■ **Task directions**
Identify every line in the records below that contains the word "ELODIE", and copy each of those lines.

Entries from a dataset
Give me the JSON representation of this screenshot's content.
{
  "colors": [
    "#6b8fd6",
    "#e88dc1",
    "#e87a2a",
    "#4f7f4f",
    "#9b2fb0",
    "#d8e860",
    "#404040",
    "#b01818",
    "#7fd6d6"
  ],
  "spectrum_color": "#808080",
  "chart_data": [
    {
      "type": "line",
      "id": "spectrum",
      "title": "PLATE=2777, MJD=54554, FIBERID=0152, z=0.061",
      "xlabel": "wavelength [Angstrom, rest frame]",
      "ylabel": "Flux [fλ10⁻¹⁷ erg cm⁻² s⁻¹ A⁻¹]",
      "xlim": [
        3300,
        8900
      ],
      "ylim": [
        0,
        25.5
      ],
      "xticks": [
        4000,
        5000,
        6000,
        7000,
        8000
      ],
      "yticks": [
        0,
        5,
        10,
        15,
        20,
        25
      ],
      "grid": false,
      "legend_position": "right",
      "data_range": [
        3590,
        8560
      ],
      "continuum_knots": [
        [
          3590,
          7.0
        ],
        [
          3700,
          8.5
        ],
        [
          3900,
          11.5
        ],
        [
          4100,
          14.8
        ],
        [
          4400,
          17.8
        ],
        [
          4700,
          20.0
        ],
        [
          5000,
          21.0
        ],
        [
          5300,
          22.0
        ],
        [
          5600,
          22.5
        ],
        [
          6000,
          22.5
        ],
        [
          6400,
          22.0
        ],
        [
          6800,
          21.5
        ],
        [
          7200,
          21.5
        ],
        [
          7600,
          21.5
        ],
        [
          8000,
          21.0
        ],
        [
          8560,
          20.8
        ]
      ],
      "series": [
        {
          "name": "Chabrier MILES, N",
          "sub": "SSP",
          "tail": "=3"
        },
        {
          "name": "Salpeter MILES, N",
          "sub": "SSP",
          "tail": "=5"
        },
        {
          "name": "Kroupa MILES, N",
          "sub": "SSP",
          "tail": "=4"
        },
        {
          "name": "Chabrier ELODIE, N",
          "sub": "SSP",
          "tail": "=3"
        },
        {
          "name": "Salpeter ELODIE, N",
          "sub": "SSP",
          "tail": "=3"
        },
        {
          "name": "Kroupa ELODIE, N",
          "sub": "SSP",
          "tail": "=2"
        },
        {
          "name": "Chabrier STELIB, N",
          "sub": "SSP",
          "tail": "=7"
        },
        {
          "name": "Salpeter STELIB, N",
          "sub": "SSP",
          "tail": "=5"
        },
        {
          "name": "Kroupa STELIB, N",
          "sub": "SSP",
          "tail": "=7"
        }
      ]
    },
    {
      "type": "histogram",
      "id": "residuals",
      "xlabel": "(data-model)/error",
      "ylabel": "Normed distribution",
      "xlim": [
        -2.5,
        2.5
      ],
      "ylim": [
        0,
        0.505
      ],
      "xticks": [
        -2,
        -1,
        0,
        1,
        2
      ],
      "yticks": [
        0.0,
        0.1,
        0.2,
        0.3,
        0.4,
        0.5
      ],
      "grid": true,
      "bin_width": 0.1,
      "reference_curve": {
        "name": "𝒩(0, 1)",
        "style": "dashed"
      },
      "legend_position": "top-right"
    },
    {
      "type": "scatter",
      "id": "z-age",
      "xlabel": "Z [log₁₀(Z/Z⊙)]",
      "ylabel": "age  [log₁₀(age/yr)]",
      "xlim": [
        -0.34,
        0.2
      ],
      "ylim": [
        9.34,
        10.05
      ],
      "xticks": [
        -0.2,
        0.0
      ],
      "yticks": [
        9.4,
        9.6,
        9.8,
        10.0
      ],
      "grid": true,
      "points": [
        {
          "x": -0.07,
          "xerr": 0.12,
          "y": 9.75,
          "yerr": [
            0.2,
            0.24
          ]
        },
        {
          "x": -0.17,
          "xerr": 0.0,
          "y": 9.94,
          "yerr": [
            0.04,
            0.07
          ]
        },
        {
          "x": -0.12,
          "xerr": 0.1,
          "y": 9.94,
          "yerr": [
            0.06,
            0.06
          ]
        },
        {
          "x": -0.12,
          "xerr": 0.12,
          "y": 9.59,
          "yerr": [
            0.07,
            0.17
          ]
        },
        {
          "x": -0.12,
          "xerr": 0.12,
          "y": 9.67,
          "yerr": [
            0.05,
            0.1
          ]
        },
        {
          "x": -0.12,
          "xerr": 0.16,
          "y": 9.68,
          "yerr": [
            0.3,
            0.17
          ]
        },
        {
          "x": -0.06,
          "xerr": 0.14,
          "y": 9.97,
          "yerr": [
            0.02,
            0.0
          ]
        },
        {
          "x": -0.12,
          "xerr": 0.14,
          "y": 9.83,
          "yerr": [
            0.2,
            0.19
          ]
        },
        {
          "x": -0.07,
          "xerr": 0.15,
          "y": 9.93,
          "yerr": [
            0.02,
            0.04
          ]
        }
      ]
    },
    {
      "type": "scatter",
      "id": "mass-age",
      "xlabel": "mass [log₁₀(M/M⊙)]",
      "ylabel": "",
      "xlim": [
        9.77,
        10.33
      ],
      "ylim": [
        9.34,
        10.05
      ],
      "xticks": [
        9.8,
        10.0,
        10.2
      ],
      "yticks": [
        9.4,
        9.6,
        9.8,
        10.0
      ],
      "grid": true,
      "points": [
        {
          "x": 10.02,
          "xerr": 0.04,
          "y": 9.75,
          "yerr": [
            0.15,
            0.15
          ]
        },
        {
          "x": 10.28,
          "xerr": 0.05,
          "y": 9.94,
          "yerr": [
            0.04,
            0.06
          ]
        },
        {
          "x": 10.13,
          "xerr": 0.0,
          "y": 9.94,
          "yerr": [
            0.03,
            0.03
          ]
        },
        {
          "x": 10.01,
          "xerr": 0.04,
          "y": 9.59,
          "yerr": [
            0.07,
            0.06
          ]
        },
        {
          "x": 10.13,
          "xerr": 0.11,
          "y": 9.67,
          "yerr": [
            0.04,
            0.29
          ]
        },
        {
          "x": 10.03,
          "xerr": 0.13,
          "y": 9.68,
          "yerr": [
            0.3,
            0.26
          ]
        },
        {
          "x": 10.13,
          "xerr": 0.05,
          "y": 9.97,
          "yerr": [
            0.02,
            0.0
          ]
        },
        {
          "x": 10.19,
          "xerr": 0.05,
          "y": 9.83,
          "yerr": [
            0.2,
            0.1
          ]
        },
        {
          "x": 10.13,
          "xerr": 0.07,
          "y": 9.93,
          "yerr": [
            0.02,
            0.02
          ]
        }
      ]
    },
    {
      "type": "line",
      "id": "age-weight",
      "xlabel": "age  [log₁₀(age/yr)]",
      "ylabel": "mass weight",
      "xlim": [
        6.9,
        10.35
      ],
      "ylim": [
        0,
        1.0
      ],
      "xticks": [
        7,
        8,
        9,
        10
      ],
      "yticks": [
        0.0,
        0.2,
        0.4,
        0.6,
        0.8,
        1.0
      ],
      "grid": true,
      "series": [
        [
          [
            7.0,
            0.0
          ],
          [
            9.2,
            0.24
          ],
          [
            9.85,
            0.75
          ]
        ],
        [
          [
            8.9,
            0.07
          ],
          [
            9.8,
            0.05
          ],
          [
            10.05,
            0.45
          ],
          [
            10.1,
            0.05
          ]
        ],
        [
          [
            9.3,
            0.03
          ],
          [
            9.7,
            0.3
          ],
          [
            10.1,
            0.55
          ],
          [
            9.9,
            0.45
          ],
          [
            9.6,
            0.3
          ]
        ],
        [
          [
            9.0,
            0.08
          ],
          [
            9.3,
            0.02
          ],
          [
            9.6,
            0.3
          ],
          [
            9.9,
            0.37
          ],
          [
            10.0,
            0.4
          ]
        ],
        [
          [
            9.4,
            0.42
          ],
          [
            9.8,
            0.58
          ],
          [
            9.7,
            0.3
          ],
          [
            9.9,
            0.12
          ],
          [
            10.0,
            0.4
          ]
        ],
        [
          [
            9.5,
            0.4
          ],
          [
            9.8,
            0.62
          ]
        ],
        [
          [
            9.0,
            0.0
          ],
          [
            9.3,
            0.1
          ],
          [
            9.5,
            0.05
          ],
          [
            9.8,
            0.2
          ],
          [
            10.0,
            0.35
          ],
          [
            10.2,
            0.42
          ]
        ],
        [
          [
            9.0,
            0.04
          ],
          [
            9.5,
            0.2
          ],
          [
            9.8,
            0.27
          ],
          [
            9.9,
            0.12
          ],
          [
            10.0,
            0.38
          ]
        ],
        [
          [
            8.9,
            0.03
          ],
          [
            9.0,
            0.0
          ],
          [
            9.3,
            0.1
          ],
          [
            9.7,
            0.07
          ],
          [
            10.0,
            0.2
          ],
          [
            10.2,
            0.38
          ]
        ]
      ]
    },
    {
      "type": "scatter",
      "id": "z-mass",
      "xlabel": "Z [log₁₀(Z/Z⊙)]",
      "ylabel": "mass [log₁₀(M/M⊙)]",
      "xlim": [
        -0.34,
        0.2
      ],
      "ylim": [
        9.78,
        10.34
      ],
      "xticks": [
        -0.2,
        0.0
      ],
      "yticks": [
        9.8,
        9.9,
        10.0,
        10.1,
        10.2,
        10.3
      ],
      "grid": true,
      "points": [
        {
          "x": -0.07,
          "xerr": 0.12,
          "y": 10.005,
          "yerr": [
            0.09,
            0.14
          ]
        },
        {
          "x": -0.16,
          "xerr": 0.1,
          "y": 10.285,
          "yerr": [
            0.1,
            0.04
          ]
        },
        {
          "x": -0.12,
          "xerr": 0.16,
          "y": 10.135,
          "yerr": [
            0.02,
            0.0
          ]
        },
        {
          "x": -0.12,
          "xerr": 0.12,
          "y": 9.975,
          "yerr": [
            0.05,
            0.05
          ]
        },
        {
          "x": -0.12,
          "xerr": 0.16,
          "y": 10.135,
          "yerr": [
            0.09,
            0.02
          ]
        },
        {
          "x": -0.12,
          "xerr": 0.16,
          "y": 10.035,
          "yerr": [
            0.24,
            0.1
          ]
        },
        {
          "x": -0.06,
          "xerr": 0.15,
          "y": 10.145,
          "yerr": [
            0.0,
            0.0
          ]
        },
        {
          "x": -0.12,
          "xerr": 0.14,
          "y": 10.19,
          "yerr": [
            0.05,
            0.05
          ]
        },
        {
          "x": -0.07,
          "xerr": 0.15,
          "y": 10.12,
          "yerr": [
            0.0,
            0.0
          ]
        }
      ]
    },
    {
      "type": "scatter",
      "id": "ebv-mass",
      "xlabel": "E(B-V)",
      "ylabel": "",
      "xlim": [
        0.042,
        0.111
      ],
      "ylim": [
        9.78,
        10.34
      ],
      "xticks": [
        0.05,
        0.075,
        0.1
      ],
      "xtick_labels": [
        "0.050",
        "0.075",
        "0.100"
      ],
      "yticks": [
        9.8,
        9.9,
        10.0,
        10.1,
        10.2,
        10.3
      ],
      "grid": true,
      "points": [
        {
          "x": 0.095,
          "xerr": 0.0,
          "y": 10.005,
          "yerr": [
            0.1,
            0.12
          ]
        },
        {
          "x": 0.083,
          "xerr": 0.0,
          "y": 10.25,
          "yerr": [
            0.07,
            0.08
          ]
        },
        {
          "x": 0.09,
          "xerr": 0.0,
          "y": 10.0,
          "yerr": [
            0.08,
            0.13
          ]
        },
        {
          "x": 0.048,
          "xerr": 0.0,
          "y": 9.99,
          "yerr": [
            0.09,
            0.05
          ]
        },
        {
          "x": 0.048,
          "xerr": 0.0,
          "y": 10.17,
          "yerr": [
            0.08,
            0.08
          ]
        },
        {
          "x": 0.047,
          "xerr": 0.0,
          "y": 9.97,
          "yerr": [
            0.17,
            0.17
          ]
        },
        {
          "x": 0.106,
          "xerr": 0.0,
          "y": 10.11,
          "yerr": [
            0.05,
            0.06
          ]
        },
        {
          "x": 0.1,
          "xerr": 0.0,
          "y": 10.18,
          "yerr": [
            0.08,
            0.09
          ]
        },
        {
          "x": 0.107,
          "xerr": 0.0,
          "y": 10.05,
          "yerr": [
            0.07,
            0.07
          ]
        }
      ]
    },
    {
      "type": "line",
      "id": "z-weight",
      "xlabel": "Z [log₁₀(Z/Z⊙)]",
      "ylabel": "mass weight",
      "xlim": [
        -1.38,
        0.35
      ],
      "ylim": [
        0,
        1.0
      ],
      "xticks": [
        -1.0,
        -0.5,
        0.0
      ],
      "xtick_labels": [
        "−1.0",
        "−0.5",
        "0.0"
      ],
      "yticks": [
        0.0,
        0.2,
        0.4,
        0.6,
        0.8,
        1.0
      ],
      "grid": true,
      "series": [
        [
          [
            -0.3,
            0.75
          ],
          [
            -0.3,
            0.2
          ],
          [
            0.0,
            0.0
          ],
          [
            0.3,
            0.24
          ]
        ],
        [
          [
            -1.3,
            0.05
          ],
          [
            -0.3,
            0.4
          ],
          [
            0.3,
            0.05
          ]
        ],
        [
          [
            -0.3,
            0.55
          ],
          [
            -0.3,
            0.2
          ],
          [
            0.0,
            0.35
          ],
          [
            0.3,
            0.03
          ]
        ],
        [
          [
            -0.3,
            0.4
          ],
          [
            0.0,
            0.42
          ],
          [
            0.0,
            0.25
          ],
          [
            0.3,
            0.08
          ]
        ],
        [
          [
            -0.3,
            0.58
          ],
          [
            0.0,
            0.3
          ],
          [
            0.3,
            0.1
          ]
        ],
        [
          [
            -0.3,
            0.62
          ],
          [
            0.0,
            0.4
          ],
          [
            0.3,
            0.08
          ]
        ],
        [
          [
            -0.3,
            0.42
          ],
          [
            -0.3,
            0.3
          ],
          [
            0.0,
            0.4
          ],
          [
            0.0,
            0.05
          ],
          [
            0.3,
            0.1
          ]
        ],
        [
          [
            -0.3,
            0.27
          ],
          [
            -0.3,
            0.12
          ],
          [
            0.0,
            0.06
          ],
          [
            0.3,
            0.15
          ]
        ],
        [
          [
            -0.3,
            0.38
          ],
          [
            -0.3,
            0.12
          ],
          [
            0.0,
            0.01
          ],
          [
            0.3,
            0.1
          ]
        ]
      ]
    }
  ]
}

■ **Output below**
          "name": "Chabrier ELODIE, N",
          "name": "Salpeter ELODIE, N",
          "name": "Kroupa ELODIE, N",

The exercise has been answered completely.